**EXERCISE PROMPT**
Would you output the whole listing below, exactly as it reads?

--- --- ---

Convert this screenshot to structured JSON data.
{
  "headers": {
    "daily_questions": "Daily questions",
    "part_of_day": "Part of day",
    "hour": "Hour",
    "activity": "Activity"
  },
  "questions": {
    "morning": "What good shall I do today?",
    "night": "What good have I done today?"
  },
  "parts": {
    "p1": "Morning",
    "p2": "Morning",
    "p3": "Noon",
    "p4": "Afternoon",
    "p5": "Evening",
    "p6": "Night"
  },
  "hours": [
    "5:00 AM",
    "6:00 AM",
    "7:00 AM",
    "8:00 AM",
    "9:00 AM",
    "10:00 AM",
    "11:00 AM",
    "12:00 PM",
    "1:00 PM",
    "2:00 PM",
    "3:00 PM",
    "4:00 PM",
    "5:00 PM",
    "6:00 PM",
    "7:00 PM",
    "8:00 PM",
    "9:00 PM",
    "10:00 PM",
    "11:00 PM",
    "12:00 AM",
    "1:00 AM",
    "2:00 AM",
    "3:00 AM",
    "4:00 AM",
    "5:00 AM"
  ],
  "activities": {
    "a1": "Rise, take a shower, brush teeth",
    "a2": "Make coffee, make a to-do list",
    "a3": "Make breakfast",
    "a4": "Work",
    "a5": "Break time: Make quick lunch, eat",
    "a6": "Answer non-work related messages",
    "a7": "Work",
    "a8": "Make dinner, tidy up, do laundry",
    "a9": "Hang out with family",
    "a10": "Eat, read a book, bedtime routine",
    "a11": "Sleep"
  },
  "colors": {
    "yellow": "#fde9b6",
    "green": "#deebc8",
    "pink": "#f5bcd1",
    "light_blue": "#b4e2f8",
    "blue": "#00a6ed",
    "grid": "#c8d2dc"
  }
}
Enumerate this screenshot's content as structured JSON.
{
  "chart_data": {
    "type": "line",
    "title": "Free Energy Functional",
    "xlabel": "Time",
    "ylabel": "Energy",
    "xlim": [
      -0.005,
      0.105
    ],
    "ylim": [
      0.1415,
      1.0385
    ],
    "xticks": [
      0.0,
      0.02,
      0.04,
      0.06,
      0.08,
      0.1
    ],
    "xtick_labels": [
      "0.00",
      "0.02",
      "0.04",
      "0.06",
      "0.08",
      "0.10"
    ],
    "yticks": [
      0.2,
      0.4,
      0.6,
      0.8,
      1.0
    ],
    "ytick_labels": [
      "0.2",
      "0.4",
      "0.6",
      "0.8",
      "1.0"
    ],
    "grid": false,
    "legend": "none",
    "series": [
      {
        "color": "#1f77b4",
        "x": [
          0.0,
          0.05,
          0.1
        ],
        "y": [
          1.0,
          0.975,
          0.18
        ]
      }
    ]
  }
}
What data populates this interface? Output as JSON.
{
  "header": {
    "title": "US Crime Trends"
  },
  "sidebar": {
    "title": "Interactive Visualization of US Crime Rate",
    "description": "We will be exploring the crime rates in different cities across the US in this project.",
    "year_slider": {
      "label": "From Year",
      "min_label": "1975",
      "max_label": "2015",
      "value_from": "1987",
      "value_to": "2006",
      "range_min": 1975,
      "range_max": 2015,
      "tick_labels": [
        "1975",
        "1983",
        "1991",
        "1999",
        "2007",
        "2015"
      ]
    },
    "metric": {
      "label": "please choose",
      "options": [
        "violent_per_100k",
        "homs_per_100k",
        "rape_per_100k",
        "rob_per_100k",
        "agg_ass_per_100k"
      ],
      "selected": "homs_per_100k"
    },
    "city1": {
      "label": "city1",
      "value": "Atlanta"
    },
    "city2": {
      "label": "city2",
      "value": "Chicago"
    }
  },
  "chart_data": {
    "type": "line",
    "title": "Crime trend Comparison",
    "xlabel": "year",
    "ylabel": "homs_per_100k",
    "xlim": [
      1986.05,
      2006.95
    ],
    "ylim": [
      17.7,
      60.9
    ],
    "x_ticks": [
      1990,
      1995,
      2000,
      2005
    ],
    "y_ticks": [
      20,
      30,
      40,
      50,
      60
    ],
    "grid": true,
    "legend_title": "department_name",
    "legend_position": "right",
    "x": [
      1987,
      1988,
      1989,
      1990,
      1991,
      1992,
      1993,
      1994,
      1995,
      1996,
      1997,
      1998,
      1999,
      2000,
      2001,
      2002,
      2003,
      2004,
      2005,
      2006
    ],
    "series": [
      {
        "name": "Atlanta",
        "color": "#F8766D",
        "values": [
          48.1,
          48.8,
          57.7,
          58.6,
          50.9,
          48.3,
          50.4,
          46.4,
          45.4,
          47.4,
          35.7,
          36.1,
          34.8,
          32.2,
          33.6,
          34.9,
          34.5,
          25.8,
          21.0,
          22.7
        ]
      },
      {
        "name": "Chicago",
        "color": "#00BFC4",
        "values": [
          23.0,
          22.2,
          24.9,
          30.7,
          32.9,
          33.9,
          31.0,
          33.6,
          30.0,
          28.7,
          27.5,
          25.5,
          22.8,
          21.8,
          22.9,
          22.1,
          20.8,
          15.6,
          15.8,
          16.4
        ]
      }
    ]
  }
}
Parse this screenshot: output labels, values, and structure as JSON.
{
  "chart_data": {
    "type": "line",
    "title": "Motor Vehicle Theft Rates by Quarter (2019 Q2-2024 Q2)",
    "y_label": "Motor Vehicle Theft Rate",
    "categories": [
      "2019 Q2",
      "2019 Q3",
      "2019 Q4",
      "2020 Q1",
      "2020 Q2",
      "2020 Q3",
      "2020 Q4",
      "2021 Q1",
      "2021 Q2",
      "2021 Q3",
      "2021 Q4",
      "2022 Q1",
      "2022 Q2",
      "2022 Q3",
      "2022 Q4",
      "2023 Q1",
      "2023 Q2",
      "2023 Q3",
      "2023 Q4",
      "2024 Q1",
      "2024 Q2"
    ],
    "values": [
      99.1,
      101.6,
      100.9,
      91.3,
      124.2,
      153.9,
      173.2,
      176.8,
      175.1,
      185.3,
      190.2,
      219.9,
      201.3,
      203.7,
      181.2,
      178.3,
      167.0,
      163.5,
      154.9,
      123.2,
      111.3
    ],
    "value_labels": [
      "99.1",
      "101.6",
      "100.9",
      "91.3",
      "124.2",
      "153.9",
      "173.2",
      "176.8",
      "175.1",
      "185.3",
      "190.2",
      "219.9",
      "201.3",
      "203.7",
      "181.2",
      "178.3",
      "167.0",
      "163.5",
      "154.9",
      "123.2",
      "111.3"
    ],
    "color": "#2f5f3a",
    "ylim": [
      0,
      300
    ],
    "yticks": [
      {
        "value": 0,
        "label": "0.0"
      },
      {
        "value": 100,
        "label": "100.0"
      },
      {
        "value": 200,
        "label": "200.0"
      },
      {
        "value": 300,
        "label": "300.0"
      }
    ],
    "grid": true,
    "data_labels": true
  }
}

--- --- ---

**SOLUTION TO THE PROBLEM**
Convert this screenshot to structured JSON data.
{
  "headers": {
    "daily_questions": "Daily questions",
    "part_of_day": "Part of day",
    "hour": "Hour",
    "activity": "Activity"
  },
  "questions": {
    "morning": "What good shall I do today?",
    "night": "What good have I done today?"
  },
  "parts": {
    "p1": "Morning",
    "p2": "Morning",
    "p3": "Noon",
    "p4": "Afternoon",
    "p5": "Evening",
    "p6": "Night"
  },
  "hours": [
    "5:00 AM",
    "6:00 AM",
    "7:00 AM",
    "8:00 AM",
    "9:00 AM",
    "10:00 AM",
    "11:00 AM",
    "12:00 PM",
    "1:00 PM",
    "2:00 PM",
    "3:00 PM",
    "4:00 PM",
    "5:00 PM",
    "6:00 PM",
    "7:00 PM",
    "8:00 PM",
    "9:00 PM",
    "10:00 PM",
    "11:00 PM",
    "12:00 AM",
    "1:00 AM",
    "2:00 AM",
    "3:00 AM",
    "4:00 AM",
    "5:00 AM"
  ],
  "activities": {
    "a1": "Rise, take a shower, brush teeth",
    "a2": "Make coffee, make a to-do list",
    "a3": "Make breakfast",
    "a4": "Work",
    "a5": "Break time: Make quick lunch, eat",
    "a6": "Answer non-work related messages",
    "a7": "Work",
    "a8": "Make dinner, tidy up, do laundry",
    "a9": "Hang out with family",
    "a10": "Eat, read a book, bedtime routine",
    "a11": "Sleep"
  },
  "colors": {
    "yellow": "#fde9b6",
    "green": "#deebc8",
    "pink": "#f5bcd1",
    "light_blue": "#b4e2f8",
    "blue": "#00a6ed",
    "grid": "#c8d2dc"
  }
}
Enumerate this screenshot's content as structured JSON.
{
  "chart_data": {
    "type": "line",
    "title": "Free Energy Functional",
    "xlabel": "Time",
    "ylabel": "Energy",
    "xlim": [
      -0.005,
      0.105
    ],
    "ylim": [
      0.1415,
      1.0385
    ],
    "xticks": [
      0.0,
      0.02,
      0.04,
      0.06,
      0.08,
      0.1
    ],
    "xtick_labels": [
      "0.00",
      "0.02",
      "0.04",
      "0.06",
      "0.08",
      "0.10"
    ],
    "yticks": [
      0.2,
      0.4,
      0.6,
      0.8,
      1.0
    ],
    "ytick_labels": [
      "0.2",
      "0.4",
      "0.6",
      "0.8",
      "1.0"
    ],
    "grid": false,
    "legend": "none",
    "series": [
      {
        "color": "#1f77b4",
        "x": [
          0.0,
          0.05,
          0.1
        ],
        "y": [
          1.0,
          0.975,
          0.18
        ]
      }
    ]
  }
}
What data populates this interface? Output as JSON.
{
  "header": {
    "title": "US Crime Trends"
  },
  "sidebar": {
    "title": "Interactive Visualization of US Crime Rate",
    "description": "We will be exploring the crime rates in different cities across the US in this project.",
    "year_slider": {
      "label": "From Year",
      "min_label": "1975",
      "max_label": "2015",
      "value_from": "1987",
      "value_to": "2006",
      "range_min": 1975,
      "range_max": 2015,
      "tick_labels": [
        "1975",
        "1983",
        "1991",
        "1999",
        "2007",
        "2015"
      ]
    },
    "metric": {
      "label": "please choose",
      "options": [
        "violent_per_100k",
        "homs_per_100k",
        "rape_per_100k",
        "rob_per_100k",
        "agg_ass_per_100k"
      ],
      "selected": "homs_per_100k"
    },
    "city1": {
      "label": "city1",
      "value": "Atlanta"
    },
    "city2": {
      "label": "city2",
      "value": "Chicago"
    }
  },
  "chart_data": {
    "type": "line",
    "title": "Crime trend Comparison",
    "xlabel": "year",
    "ylabel": "homs_per_100k",
    "xlim": [
      1986.05,
      2006.95
    ],
    "ylim": [
      17.7,
      60.9
    ],
    "x_ticks": [
      1990,
      1995,
      2000,
      2005
    ],
    "y_ticks": [
      20,
      30,
      40,
      50,
      60
    ],
    "grid": true,
    "legend_title": "department_name",
    "legend_position": "right",
    "x": [
      1987,
      1988,
      1989,
      1990,
      1991,
      1992,
      1993,
      1994,
      1995,
      1996,
      1997,
      1998,
      1999,
      2000,
      2001,
      2002,
      2003,
      2004,
      2005,
      2006
    ],
    "series": [
      {
        "name": "Atlanta",
        "color": "#F8766D",
        "values": [
          48.1,
          48.8,
          57.7,
          58.6,
          50.9,
          48.3,
          50.4,
          46.4,
          45.4,
          47.4,
          35.7,
          36.1,
          34.8,
          32.2,
          33.6,
          34.9,
          34.5,
          25.8,
          21.0,
          22.7
        ]
      },
      {
        "name": "Chicago",
        "color": "#00BFC4",
        "values": [
          23.0,
          22.2,
          24.9,
          30.7,
          32.9,
          33.9,
          31.0,
          33.6,
          30.0,
          28.7,
          27.5,
          25.5,
          22.8,
          21.8,
          22.9,
          22.1,
          20.8,
          15.6,
          15.8,
          16.4
        ]
      }
    ]
  }
}
Parse this screenshot: output labels, values, and structure as JSON.
{
  "chart_data": {
    "type": "line",
    "title": "Motor Vehicle Theft Rates by Quarter (2019 Q2-2024 Q2)",
    "y_label": "Motor Vehicle Theft Rate",
    "categories": [
      "2019 Q2",
      "2019 Q3",
      "2019 Q4",
      "2020 Q1",
      "2020 Q2",
      "2020 Q3",
      "2020 Q4",
      "2021 Q1",
      "2021 Q2",
      "2021 Q3",
      "2021 Q4",
      "2022 Q1",
      "2022 Q2",
      "2022 Q3",
      "2022 Q4",
      "2023 Q1",
      "2023 Q2",
      "2023 Q3",
      "2023 Q4",
      "2024 Q1",
      "2024 Q2"
    ],
    "values": [
      99.1,
      101.6,
      100.9,
      91.3,
      124.2,
      153.9,
      173.2,
      176.8,
      175.1,
      185.3,
      190.2,
      219.9,
      201.3,
      203.7,
      181.2,
      178.3,
      167.0,
      163.5,
      154.9,
      123.2,
      111.3
    ],
    "value_labels": [
      "99.1",
      "101.6",
      "100.9",
      "91.3",
      "124.2",
      "153.9",
      "173.2",
      "176.8",
      "175.1",
      "185.3",
      "190.2",
      "219.9",
      "201.3",
      "203.7",
      "181.2",
      "178.3",
      "167.0",
      "163.5",
      "154.9",
      "123.2",
      "111.3"
    ],
    "color": "#2f5f3a",
    "ylim": [
      0,
      300
    ],
    "yticks": [
      {
        "value": 0,
        "label": "0.0"
      },
      {
        "value": 100,
        "label": "100.0"
      },
      {
        "value": 200,
        "label": "200.0"
      },
      {
        "value": 300,
        "label": "300.0"
      }
    ],
    "grid": true,
    "data_labels": true
  }
}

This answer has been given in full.